### Aim of the exercise
From the listing, collect all lines containing the word "Советская".

### Recorded data

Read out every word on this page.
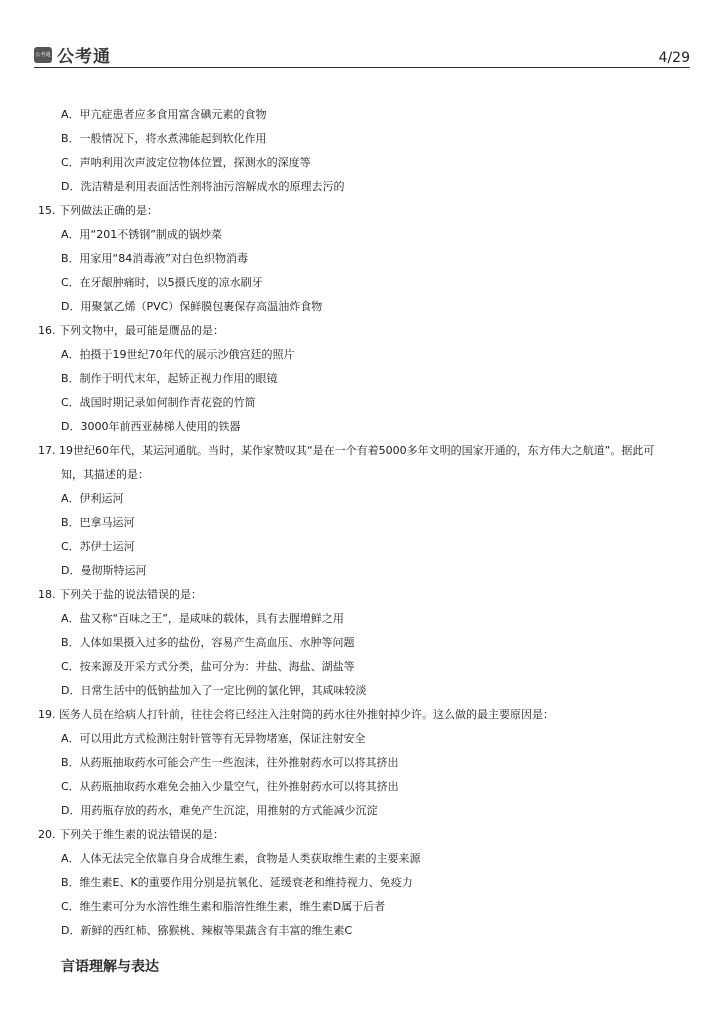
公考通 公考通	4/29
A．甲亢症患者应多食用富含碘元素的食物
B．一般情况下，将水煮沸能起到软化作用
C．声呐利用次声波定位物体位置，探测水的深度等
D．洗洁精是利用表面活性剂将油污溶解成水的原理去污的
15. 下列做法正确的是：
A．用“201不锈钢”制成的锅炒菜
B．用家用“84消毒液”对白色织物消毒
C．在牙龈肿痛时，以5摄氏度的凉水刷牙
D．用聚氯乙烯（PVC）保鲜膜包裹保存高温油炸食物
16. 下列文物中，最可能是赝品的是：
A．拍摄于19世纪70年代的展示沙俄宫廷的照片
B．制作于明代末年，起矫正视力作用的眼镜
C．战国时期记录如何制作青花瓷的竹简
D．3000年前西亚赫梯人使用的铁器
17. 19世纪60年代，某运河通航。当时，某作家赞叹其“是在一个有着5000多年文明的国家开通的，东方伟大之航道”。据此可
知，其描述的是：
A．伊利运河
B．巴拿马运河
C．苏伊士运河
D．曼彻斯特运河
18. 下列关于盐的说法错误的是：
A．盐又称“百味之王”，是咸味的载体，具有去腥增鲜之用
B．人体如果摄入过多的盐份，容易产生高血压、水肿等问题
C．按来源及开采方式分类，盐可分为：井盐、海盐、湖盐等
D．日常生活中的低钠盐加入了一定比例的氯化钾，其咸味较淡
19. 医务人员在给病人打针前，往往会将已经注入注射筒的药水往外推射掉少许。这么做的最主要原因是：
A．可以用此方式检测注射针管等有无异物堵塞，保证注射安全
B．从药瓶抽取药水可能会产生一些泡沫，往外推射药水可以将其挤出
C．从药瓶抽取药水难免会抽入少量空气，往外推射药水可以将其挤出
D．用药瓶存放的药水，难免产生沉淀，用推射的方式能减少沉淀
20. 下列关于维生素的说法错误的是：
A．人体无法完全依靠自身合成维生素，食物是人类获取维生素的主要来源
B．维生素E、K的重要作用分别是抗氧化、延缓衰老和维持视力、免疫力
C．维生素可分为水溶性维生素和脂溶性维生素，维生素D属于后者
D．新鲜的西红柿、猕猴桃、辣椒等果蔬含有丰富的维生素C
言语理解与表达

* * *

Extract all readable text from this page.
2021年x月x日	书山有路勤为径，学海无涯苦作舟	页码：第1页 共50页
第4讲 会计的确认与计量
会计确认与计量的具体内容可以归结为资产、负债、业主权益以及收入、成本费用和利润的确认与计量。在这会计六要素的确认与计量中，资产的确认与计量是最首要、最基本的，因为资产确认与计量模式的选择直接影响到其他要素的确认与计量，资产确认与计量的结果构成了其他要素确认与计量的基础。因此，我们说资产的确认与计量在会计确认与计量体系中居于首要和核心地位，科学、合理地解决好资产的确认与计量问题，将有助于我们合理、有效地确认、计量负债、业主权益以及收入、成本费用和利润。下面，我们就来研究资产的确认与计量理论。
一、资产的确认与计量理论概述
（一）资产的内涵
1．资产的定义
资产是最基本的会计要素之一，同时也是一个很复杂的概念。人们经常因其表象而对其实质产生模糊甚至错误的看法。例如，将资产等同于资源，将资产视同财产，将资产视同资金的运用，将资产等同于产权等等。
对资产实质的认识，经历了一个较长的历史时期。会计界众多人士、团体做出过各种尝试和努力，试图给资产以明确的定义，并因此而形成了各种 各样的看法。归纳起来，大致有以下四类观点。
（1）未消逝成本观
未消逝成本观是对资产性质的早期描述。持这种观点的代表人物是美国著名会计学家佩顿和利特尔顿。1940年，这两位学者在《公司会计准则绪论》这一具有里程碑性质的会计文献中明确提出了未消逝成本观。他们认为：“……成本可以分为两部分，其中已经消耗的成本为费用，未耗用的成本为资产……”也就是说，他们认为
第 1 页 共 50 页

--

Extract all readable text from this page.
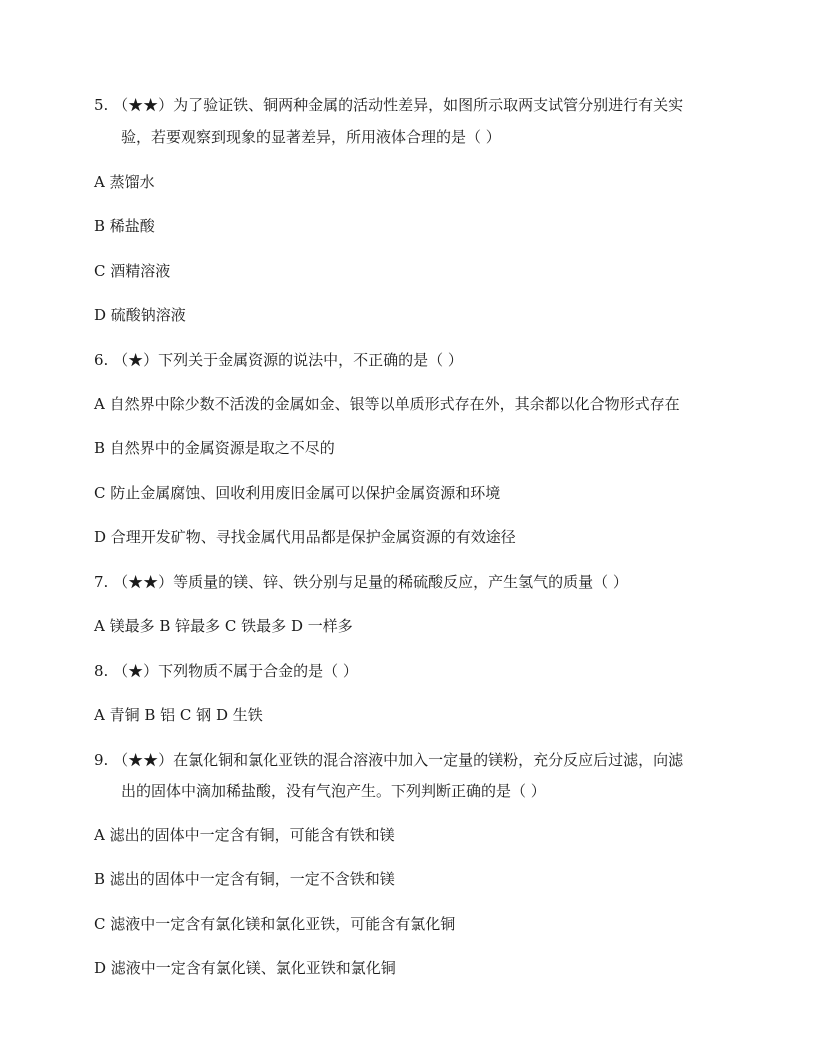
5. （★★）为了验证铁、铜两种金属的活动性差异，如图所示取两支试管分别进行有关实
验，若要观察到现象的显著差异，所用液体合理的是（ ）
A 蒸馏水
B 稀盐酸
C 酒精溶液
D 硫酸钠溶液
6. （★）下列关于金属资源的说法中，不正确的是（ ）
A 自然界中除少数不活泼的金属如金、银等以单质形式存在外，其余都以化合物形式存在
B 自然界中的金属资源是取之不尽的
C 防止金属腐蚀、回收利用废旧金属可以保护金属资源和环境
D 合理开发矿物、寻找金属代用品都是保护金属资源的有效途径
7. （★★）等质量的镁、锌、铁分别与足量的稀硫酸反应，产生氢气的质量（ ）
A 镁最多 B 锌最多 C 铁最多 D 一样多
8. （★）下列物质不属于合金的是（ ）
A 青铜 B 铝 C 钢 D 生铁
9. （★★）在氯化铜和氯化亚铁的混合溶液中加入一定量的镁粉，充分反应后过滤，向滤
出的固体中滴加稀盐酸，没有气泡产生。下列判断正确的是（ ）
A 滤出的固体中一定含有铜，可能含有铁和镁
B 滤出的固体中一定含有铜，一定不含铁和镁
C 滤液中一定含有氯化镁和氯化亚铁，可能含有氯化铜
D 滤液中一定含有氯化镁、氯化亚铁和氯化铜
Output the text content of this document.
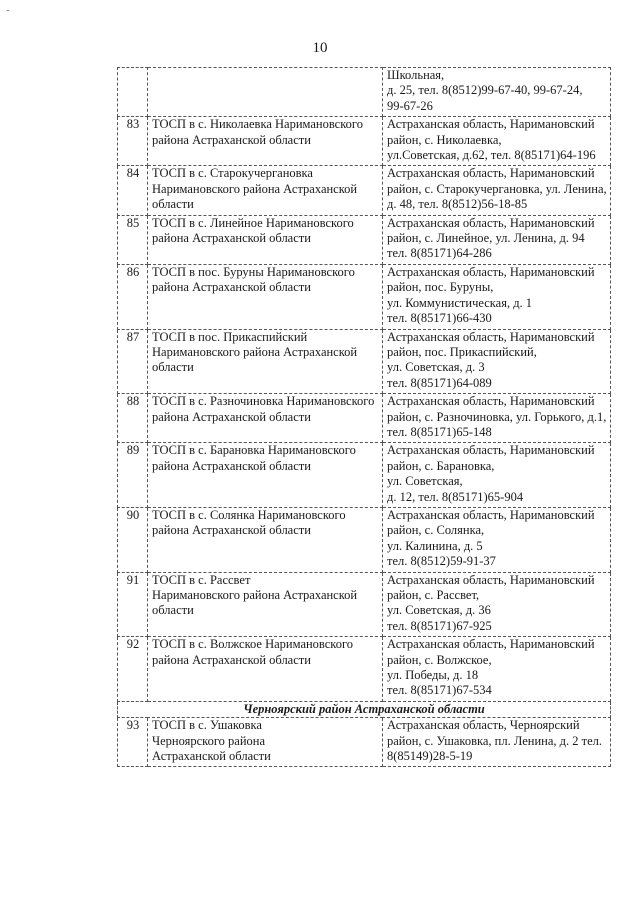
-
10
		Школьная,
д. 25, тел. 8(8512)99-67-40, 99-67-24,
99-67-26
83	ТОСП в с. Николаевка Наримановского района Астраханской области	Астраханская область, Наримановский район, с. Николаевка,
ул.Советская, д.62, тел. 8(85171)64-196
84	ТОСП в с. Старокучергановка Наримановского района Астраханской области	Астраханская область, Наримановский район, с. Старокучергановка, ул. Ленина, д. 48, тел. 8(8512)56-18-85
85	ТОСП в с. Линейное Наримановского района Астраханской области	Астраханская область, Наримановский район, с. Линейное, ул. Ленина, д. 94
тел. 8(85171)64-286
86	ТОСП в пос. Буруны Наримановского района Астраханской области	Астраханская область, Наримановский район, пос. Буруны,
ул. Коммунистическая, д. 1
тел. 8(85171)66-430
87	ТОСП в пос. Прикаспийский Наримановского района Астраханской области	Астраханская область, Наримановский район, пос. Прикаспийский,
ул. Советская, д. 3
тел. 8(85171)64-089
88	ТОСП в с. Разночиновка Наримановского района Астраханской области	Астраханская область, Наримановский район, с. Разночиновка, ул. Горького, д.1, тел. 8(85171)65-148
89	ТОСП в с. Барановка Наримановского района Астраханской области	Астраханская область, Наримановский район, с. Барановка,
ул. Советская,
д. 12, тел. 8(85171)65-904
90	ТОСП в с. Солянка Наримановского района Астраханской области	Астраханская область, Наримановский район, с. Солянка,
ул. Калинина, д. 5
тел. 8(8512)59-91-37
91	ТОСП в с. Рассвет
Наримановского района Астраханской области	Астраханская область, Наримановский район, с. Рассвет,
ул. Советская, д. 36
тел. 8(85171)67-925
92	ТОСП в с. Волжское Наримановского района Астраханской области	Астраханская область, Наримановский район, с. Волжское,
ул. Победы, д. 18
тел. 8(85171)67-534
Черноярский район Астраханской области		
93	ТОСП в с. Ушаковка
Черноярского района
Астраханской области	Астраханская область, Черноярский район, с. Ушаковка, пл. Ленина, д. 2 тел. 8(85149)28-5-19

### Response to the exercise
ул.Советская, д.62, тел. 8(85171)64-196
ул. Советская, д. 3
ул. Советская,
ул. Советская, д. 36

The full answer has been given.